Page text:

START

Litigation 2024

Last Updated December 05, 2023

USA – South Carolina

Trends and Developments


Authors



Duffy & Young, LLC is a law firm based in Charleston, SC, with 11 attorneys, who assist in solving a variety of legal problems for individuals and businesses of any size. Its attorneys represent clients primarily in civil lawsuits. With respect to probate litigation and trust and estates matters, the firm’s attorneys have litigated some of the largest and most complicated cases in South Carolina history, including cases involving trust protectors, “no contest” clauses, grantor trusts, and matters of first impression in South Carolina. They have also assisted with contested guardianship and conservatorship proceedings and disputes relating to probate administration.

Skirting the Will Contest: Will Two Decisions Change the Landscape of Inheritance-Related Litigation in South Carolina?

Introduction

In what many financial experts are calling the “great wealth transfer,” the Silent and Baby Boomer generations are expected to transfer roughly USD84.4 trillion in wealth to younger generations through 2045, with over USD72 trillion passing directly to heirs. One inevitable side effect will be an increase in inheritance-related litigation. The most familiar type of inheritance-related dispute is the will contest. However, outside of South Carolina, another type of inheritance-related dispute has grown in popularity over the past few decades – namely, the tort claim for intentional interference with inheritance (IIWI). In 2015, the South Carolina District Court predicted that, if given the opportunity, the South Carolina Supreme Court would recognise the tort of IIWI (See Wellin v Wellin, 135 F. Supp. 3d 502, 511-19 (D.S.C. 2015)), and the South Carolina Supreme Court has already recognised another inheritance-related tort outside of a will contest in Fabian v Lindsay, when it held that a beneficiary may recover damages from a testator’s attorney whose malpractice in the drafting of a will or estate planning document “defeats or diminishes” the testator’s intent. These torts, if utilised by plaintiffs, could change the landscape of inheritance-related litigation in South Carolina, providing a more plaintiff-friendly environment for such disputes.

This article addresses several questions relating to IIWI and third-party estate planning malpractice, including: how the tort claims are different from will contests; what a plaintiff needs to show to prevail on each theory; whether the South Carolina Supreme Court is, in fact, likely to adopt the tort of IIWI, as the South Carolina District Court has predicted; and, what developments have occurred since the South Carolina decisions in which these torts were recognised.

Comparing will contests with IIWI and third-party estate planning malpractice

The most common scenario giving rise to inheritance-related litigation is where a testator’s estate plan initially includes a bequest to a family member, but the testator amends their estate-planning documents – often shortly before death when the testator’s health is in decline – to reduce or eliminate the bequest to such family member. After the testator’s death, the disfavoured family member may challenge the validity of the amended will or trust on various grounds, including “undue influence, fraud, duress, mistake, revocation, or lack of testamentary intent or capacity”, and seek to probate an earlier version of the will or enforce an earlier version of the trust. Of course, while this is a common fact pattern, a wide variety of alternative scenarios – including those involving inter vivos gifts, the destruction of a will or trust, or a family member interfering with a testator’s ability to make a planned amendment to their estate plan – also may give rise to inheritance-related litigation.

END

Extracted records:
START

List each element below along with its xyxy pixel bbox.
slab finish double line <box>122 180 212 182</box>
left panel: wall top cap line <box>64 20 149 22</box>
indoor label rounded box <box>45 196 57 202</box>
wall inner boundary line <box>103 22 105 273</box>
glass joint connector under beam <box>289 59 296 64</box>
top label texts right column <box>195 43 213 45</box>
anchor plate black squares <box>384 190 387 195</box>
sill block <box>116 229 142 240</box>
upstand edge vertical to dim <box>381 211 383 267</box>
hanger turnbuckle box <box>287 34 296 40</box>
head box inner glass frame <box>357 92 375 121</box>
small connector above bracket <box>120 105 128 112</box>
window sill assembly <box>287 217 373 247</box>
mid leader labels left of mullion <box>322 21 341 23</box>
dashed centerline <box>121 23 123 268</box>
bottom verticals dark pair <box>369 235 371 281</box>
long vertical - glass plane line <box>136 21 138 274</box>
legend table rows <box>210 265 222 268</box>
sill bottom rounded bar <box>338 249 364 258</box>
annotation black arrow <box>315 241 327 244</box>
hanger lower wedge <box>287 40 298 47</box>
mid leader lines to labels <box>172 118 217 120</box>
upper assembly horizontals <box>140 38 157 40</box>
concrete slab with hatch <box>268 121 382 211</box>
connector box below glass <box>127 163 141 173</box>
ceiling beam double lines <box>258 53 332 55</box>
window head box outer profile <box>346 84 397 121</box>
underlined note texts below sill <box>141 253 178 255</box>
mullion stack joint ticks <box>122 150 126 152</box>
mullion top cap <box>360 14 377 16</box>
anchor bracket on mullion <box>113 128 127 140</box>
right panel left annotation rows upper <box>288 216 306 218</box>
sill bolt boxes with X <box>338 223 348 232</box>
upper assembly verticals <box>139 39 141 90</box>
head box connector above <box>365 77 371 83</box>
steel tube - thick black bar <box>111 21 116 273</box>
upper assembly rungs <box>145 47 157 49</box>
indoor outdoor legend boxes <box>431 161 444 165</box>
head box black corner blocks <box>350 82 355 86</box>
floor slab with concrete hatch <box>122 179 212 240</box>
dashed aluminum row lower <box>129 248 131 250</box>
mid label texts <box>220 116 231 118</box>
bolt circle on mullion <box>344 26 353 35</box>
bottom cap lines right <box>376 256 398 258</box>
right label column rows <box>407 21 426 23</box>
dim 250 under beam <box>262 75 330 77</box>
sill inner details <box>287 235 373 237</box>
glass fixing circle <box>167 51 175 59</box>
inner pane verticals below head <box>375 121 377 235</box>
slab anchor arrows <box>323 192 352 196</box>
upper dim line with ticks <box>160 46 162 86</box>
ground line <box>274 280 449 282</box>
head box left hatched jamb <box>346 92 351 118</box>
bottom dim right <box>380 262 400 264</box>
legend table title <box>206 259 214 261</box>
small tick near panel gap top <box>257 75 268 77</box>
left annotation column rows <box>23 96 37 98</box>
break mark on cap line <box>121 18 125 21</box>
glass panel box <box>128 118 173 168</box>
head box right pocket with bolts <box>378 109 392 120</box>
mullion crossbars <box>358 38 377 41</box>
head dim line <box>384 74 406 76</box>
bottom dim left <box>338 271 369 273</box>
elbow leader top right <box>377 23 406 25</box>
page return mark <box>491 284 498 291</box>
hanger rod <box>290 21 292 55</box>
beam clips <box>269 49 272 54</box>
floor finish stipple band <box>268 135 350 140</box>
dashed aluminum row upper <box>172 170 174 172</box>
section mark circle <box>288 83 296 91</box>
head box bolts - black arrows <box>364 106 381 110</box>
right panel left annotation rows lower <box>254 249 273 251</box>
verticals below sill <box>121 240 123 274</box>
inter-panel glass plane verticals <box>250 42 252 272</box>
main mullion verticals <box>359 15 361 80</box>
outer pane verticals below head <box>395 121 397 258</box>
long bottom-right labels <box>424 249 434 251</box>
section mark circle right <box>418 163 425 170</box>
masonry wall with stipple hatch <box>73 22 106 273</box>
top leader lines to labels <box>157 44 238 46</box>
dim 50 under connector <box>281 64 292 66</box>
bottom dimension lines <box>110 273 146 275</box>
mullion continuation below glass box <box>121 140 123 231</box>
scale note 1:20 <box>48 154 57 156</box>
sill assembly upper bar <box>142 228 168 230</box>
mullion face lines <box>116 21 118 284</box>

END

Goals:
1. Retype the South Carolina inheritance litigation article word for word, everything from "This article addresses" down to "torts were recognised.".
2. Continue the article on South Carolina inheritance-related litigation from where it stops.
The material plays no part in what comes next.

The answers:
1.
This article addresses several questions relating to IIWI and third-party estate planning malpractice, including: how the tort claims are different from will contests; what a plaintiff needs to show to prevail on each theory; whether the South Carolina Supreme Court is, in fact, likely to adopt the tort of IIWI, as the South Carolina District Court has predicted; and, what developments have occurred since the South Carolina decisions in which these torts were recognised.

2.
Will contests are governed by the South Carolina Probate Code, which is Title 62 of the South Carolina Code. Although South Carolina law (unlike the law of some other states) does provide a right to a jury trial for will contests, the law governing these disputes is generally unfavourable to the party challenging the will (the “contestant”). The most common grounds for challenging a will are lack of testamentary capacity and undue influence. A contestant seeking to prove a testator lacked testamentary capacity has the high burden of demonstrating that the testator not only did not know, but also lacked the capacity to know, the nature of their assets, the natural objects of their affection (ie, their family members), or to whom they wished to leave their assets. Further, South Carolina law emphasises that a testator does not lack testamentary capacity merely because they lack a reasonable basis on which to found their like or dislike of their family members. A contestant seeking to invalidate a will on undue influence grounds also has a high burden: they must present evidence which “unmistakenly and convincingly shows the [testator’s] will was overborne by the defendant or someone acting on his behalf.”

Meeting the high burdens of demonstrating lack of testamentary capacity or undue influence is especially difficult because, among other things, (i) the testator, who typically is the most important witness regarding capacity and undue influence, is dead at the time of litigation (a problem scholars refer to as the “worst evidence” problem); and (ii) South Carolina’s Dead Man’s Statute, with certain important exceptions, prohibits witnesses who are interested in the outcome of the litigation from testifying about communications or transactions with the testator.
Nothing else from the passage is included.